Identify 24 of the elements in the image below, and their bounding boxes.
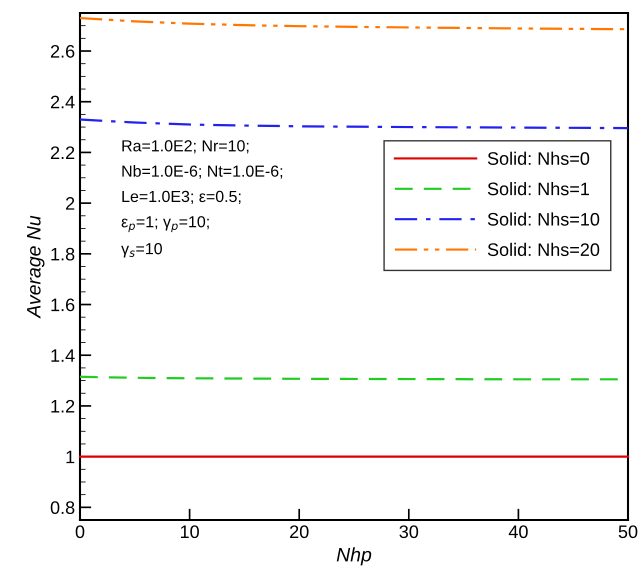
legend-label: Solid: Nhs=0 xyxy=(488,152,590,165)
text: Ra=1.0E2; Nr=10; Nb=1.0E-6; Nt=1.0E-6; Le=1.0E3; ε=0.5; ε$_{p}$=1; γ$_{p}$=10; γ$_{s}$=10 xyxy=(121,140,282,258)
x-tick-label: 10 xyxy=(180,525,199,538)
y-axis-title: Average Nu xyxy=(27,216,44,319)
y-tick-label: 1.4 xyxy=(51,349,75,362)
legend-label: Solid: Nhs=1 xyxy=(488,182,589,196)
y-tick-label: 2.2 xyxy=(50,146,74,159)
x-tick-label: 30 xyxy=(399,525,418,538)
y-tick-label: 1.2 xyxy=(51,400,74,412)
y-tick-label: 2.6 xyxy=(50,44,74,58)
y-tick-label: 2 xyxy=(66,197,74,210)
line-series xyxy=(78,118,630,130)
y-tick-label: 2.4 xyxy=(50,96,75,108)
x-tick-label: 40 xyxy=(508,525,528,538)
x-axis-title: Nhp xyxy=(336,547,372,566)
x-tick-label: 50 xyxy=(618,525,638,538)
x-tick-label: 0 xyxy=(76,525,84,538)
y-tick-label: 0.8 xyxy=(50,501,74,514)
y-tick-label: 1.8 xyxy=(51,248,74,261)
y-tick-label: 1.6 xyxy=(51,298,74,312)
y-tick-label: 1 xyxy=(66,450,74,464)
x-tick-label: 20 xyxy=(290,525,309,538)
legend-label: Solid: Nhs=20 xyxy=(488,242,600,256)
legend-label: Solid: Nhs=10 xyxy=(488,212,600,226)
---*---
» **Task prompt**: Reproduce the entry above line for line with no changes, leaving out the picture.

» **Reply**:
Identify 24 of the elements in the image below, and their bounding boxes.
legend-label: Solid: Nhs=0 xyxy=(488,152,590,165)
text: Ra=1.0E2; Nr=10; Nb=1.0E-6; Nt=1.0E-6; Le=1.0E3; ε=0.5; ε$_{p}$=1; γ$_{p}$=10; γ$_{s}$=10 xyxy=(121,140,282,258)
x-tick-label: 10 xyxy=(180,525,199,538)
y-axis-title: Average Nu xyxy=(27,216,44,319)
y-tick-label: 1.4 xyxy=(51,349,75,362)
legend-label: Solid: Nhs=1 xyxy=(488,182,589,196)
y-tick-label: 2.2 xyxy=(50,146,74,159)
x-tick-label: 30 xyxy=(399,525,418,538)
y-tick-label: 1.2 xyxy=(51,400,74,412)
y-tick-label: 2.6 xyxy=(50,44,74,58)
y-tick-label: 2 xyxy=(66,197,74,210)
line-series xyxy=(78,118,630,130)
y-tick-label: 2.4 xyxy=(50,96,75,108)
x-tick-label: 40 xyxy=(508,525,528,538)
x-axis-title: Nhp xyxy=(336,547,372,566)
x-tick-label: 50 xyxy=(618,525,638,538)
x-tick-label: 0 xyxy=(76,525,84,538)
y-tick-label: 0.8 xyxy=(50,501,74,514)
y-tick-label: 1.8 xyxy=(51,248,74,261)
y-tick-label: 1.6 xyxy=(51,298,74,312)
y-tick-label: 1 xyxy=(66,450,74,464)
x-tick-label: 20 xyxy=(290,525,309,538)
legend-label: Solid: Nhs=20 xyxy=(488,242,600,256)
legend-label: Solid: Nhs=10 xyxy=(488,212,600,226)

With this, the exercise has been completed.